Every entry needs to be printed exactly, please.

▶ [LISTED ENTRIES]:
-- Begin --

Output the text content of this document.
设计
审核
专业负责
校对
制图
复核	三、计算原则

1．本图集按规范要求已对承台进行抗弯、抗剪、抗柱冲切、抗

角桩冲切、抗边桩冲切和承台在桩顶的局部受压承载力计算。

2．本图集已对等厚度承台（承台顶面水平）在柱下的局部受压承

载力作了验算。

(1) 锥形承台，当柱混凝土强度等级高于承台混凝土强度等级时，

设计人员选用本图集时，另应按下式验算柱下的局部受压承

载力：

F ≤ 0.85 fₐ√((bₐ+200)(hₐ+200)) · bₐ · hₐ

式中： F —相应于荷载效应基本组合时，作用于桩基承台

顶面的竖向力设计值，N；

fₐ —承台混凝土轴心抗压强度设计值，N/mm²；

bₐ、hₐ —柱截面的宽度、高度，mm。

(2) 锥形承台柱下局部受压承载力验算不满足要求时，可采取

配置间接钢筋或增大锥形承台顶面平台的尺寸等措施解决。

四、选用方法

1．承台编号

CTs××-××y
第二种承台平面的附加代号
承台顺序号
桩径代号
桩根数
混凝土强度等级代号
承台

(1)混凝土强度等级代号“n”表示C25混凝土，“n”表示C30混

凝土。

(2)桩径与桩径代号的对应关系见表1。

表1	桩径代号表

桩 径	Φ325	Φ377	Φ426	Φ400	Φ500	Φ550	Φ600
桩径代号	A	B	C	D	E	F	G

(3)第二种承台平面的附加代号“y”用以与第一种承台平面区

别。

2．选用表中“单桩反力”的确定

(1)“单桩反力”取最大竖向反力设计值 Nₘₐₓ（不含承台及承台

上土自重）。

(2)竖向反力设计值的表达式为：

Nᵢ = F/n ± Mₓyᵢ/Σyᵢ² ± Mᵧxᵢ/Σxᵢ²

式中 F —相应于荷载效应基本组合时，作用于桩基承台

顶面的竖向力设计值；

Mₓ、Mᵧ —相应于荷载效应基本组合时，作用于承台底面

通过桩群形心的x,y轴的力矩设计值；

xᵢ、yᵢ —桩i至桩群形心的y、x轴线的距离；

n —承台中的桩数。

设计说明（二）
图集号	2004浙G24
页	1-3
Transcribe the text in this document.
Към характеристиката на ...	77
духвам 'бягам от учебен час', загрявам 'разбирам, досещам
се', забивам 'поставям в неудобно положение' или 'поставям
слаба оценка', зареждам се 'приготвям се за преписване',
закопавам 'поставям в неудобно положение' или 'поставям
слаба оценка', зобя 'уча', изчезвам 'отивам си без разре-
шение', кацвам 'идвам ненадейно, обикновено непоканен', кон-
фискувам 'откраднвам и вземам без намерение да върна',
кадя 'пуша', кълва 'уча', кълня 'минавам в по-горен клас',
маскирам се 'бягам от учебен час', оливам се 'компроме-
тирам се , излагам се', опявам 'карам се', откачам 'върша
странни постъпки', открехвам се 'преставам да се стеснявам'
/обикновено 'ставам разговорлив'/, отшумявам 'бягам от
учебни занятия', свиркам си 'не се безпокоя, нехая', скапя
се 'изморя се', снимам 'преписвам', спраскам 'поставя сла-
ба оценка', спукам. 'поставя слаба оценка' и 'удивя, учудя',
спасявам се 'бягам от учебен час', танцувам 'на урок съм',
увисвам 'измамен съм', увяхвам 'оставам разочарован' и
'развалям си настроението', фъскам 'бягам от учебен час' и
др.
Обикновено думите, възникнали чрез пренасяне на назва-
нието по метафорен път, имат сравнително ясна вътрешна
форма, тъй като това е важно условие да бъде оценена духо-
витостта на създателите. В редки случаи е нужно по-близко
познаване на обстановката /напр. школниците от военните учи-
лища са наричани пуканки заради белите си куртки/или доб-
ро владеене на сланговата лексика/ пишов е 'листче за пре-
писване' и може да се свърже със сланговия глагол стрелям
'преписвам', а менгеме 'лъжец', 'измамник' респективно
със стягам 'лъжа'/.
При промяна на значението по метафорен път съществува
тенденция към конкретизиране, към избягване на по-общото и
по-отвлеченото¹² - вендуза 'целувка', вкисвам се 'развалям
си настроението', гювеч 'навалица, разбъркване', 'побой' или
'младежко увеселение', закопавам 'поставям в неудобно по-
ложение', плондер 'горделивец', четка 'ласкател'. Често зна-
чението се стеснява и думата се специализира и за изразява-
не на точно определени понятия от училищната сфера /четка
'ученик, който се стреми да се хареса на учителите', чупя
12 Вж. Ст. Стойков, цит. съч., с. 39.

-- End --

▶ [EXPECTED ANSWER]:
Output the text content of this document.
设计
审核
专业负责
校对
制图
复核	三、计算原则

1．本图集按规范要求已对承台进行抗弯、抗剪、抗柱冲切、抗

角桩冲切、抗边桩冲切和承台在桩顶的局部受压承载力计算。

2．本图集已对等厚度承台（承台顶面水平）在柱下的局部受压承

载力作了验算。

(1) 锥形承台，当柱混凝土强度等级高于承台混凝土强度等级时，

设计人员选用本图集时，另应按下式验算柱下的局部受压承

载力：

F ≤ 0.85 fₐ√((bₐ+200)(hₐ+200)) · bₐ · hₐ

式中： F —相应于荷载效应基本组合时，作用于桩基承台

顶面的竖向力设计值，N；

fₐ —承台混凝土轴心抗压强度设计值，N/mm²；

bₐ、hₐ —柱截面的宽度、高度，mm。

(2) 锥形承台柱下局部受压承载力验算不满足要求时，可采取

配置间接钢筋或增大锥形承台顶面平台的尺寸等措施解决。

四、选用方法

1．承台编号

CTs××-××y
第二种承台平面的附加代号
承台顺序号
桩径代号
桩根数
混凝土强度等级代号
承台

(1)混凝土强度等级代号“n”表示C25混凝土，“n”表示C30混

凝土。

(2)桩径与桩径代号的对应关系见表1。

表1	桩径代号表

桩 径	Φ325	Φ377	Φ426	Φ400	Φ500	Φ550	Φ600
桩径代号	A	B	C	D	E	F	G

(3)第二种承台平面的附加代号“y”用以与第一种承台平面区

别。

2．选用表中“单桩反力”的确定

(1)“单桩反力”取最大竖向反力设计值 Nₘₐₓ（不含承台及承台

上土自重）。

(2)竖向反力设计值的表达式为：

Nᵢ = F/n ± Mₓyᵢ/Σyᵢ² ± Mᵧxᵢ/Σxᵢ²

式中 F —相应于荷载效应基本组合时，作用于桩基承台

顶面的竖向力设计值；

Mₓ、Mᵧ —相应于荷载效应基本组合时，作用于承台底面

通过桩群形心的x,y轴的力矩设计值；

xᵢ、yᵢ —桩i至桩群形心的y、x轴线的距离；

n —承台中的桩数。

设计说明（二）
图集号	2004浙G24
页	1-3
Transcribe the text in this document.
Към характеристиката на ...	77
духвам 'бягам от учебен час', загрявам 'разбирам, досещам
се', забивам 'поставям в неудобно положение' или 'поставям
слаба оценка', зареждам се 'приготвям се за преписване',
закопавам 'поставям в неудобно положение' или 'поставям
слаба оценка', зобя 'уча', изчезвам 'отивам си без разре-
шение', кацвам 'идвам ненадейно, обикновено непоканен', кон-
фискувам 'откраднвам и вземам без намерение да върна',
кадя 'пуша', кълва 'уча', кълня 'минавам в по-горен клас',
маскирам се 'бягам от учебен час', оливам се 'компроме-
тирам се , излагам се', опявам 'карам се', откачам 'върша
странни постъпки', открехвам се 'преставам да се стеснявам'
/обикновено 'ставам разговорлив'/, отшумявам 'бягам от
учебни занятия', свиркам си 'не се безпокоя, нехая', скапя
се 'изморя се', снимам 'преписвам', спраскам 'поставя сла-
ба оценка', спукам. 'поставя слаба оценка' и 'удивя, учудя',
спасявам се 'бягам от учебен час', танцувам 'на урок съм',
увисвам 'измамен съм', увяхвам 'оставам разочарован' и
'развалям си настроението', фъскам 'бягам от учебен час' и
др.
Обикновено думите, възникнали чрез пренасяне на назва-
нието по метафорен път, имат сравнително ясна вътрешна
форма, тъй като това е важно условие да бъде оценена духо-
витостта на създателите. В редки случаи е нужно по-близко
познаване на обстановката /напр. школниците от военните учи-
лища са наричани пуканки заради белите си куртки/или доб-
ро владеене на сланговата лексика/ пишов е 'листче за пре-
писване' и може да се свърже със сланговия глагол стрелям
'преписвам', а менгеме 'лъжец', 'измамник' респективно
със стягам 'лъжа'/.
При промяна на значението по метафорен път съществува
тенденция към конкретизиране, към избягване на по-общото и
по-отвлеченото¹² - вендуза 'целувка', вкисвам се 'развалям
си настроението', гювеч 'навалица, разбъркване', 'побой' или
'младежко увеселение', закопавам 'поставям в неудобно по-
ложение', плондер 'горделивец', четка 'ласкател'. Често зна-
чението се стеснява и думата се специализира и за изразява-
не на точно определени понятия от училищната сфера /четка
'ученик, който се стреми да се хареса на учителите', чупя
12 Вж. Ст. Стойков, цит. съч., с. 39.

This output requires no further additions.